── ENTRIES

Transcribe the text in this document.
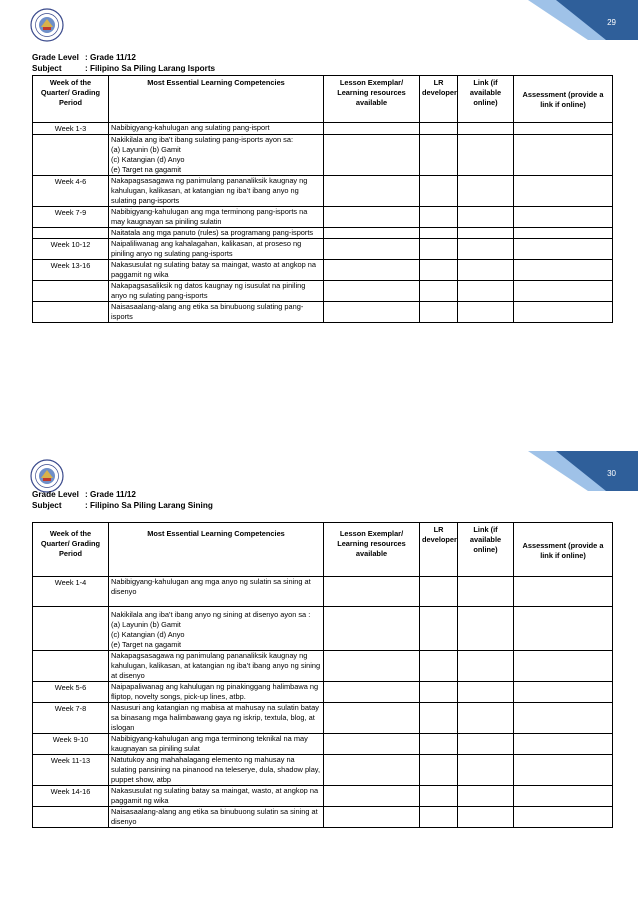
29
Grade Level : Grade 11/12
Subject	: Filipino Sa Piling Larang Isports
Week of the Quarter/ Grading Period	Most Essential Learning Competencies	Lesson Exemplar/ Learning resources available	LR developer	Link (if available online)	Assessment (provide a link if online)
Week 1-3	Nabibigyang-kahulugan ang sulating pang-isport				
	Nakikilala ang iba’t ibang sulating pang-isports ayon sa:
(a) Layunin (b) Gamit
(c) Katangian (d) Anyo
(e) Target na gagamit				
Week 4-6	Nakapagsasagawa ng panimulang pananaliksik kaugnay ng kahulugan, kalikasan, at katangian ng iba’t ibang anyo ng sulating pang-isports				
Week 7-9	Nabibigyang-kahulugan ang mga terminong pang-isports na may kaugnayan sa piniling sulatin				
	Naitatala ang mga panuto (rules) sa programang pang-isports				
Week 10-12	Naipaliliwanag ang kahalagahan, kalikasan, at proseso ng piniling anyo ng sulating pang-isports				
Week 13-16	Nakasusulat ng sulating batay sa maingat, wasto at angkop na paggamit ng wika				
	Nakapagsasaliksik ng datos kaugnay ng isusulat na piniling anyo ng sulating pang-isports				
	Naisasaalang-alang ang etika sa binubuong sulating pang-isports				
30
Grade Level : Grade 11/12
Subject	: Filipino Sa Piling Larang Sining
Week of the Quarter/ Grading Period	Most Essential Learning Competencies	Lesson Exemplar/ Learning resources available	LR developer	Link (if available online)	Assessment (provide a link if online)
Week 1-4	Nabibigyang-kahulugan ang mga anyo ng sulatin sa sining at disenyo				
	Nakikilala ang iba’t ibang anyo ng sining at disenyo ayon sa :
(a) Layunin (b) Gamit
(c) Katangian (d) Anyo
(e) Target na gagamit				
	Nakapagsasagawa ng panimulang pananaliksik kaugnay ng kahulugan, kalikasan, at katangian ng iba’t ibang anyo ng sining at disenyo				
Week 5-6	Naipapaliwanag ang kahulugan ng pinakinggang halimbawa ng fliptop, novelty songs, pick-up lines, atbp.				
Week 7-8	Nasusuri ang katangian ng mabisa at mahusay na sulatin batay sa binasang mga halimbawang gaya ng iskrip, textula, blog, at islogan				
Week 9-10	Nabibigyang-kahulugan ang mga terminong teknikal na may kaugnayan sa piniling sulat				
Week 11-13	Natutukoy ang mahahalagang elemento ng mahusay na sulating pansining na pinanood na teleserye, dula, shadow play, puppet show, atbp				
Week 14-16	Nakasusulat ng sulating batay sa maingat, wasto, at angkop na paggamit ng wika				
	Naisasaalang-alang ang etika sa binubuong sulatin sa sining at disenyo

────

CHALLENGE: Return the entries unchanged, save for the pictures, which do not belong in the copy.

PROBLEM SOLUTION:
Transcribe the text in this document.
29
Grade Level : Grade 11/12
Subject	: Filipino Sa Piling Larang Isports
Week of the Quarter/ Grading Period	Most Essential Learning Competencies	Lesson Exemplar/ Learning resources available	LR developer	Link (if available online)	Assessment (provide a link if online)
Week 1-3	Nabibigyang-kahulugan ang sulating pang-isport				
	Nakikilala ang iba’t ibang sulating pang-isports ayon sa:
(a) Layunin (b) Gamit
(c) Katangian (d) Anyo
(e) Target na gagamit				
Week 4-6	Nakapagsasagawa ng panimulang pananaliksik kaugnay ng kahulugan, kalikasan, at katangian ng iba’t ibang anyo ng sulating pang-isports				
Week 7-9	Nabibigyang-kahulugan ang mga terminong pang-isports na may kaugnayan sa piniling sulatin				
	Naitatala ang mga panuto (rules) sa programang pang-isports				
Week 10-12	Naipaliliwanag ang kahalagahan, kalikasan, at proseso ng piniling anyo ng sulating pang-isports				
Week 13-16	Nakasusulat ng sulating batay sa maingat, wasto at angkop na paggamit ng wika				
	Nakapagsasaliksik ng datos kaugnay ng isusulat na piniling anyo ng sulating pang-isports				
	Naisasaalang-alang ang etika sa binubuong sulating pang-isports				
30
Grade Level : Grade 11/12
Subject	: Filipino Sa Piling Larang Sining
Week of the Quarter/ Grading Period	Most Essential Learning Competencies	Lesson Exemplar/ Learning resources available	LR developer	Link (if available online)	Assessment (provide a link if online)
Week 1-4	Nabibigyang-kahulugan ang mga anyo ng sulatin sa sining at disenyo				
	Nakikilala ang iba’t ibang anyo ng sining at disenyo ayon sa :
(a) Layunin (b) Gamit
(c) Katangian (d) Anyo
(e) Target na gagamit				
	Nakapagsasagawa ng panimulang pananaliksik kaugnay ng kahulugan, kalikasan, at katangian ng iba’t ibang anyo ng sining at disenyo				
Week 5-6	Naipapaliwanag ang kahulugan ng pinakinggang halimbawa ng fliptop, novelty songs, pick-up lines, atbp.				
Week 7-8	Nasusuri ang katangian ng mabisa at mahusay na sulatin batay sa binasang mga halimbawang gaya ng iskrip, textula, blog, at islogan				
Week 9-10	Nabibigyang-kahulugan ang mga terminong teknikal na may kaugnayan sa piniling sulat				
Week 11-13	Natutukoy ang mahahalagang elemento ng mahusay na sulating pansining na pinanood na teleserye, dula, shadow play, puppet show, atbp				
Week 14-16	Nakasusulat ng sulating batay sa maingat, wasto, at angkop na paggamit ng wika				
	Naisasaalang-alang ang etika sa binubuong sulatin sa sining at disenyo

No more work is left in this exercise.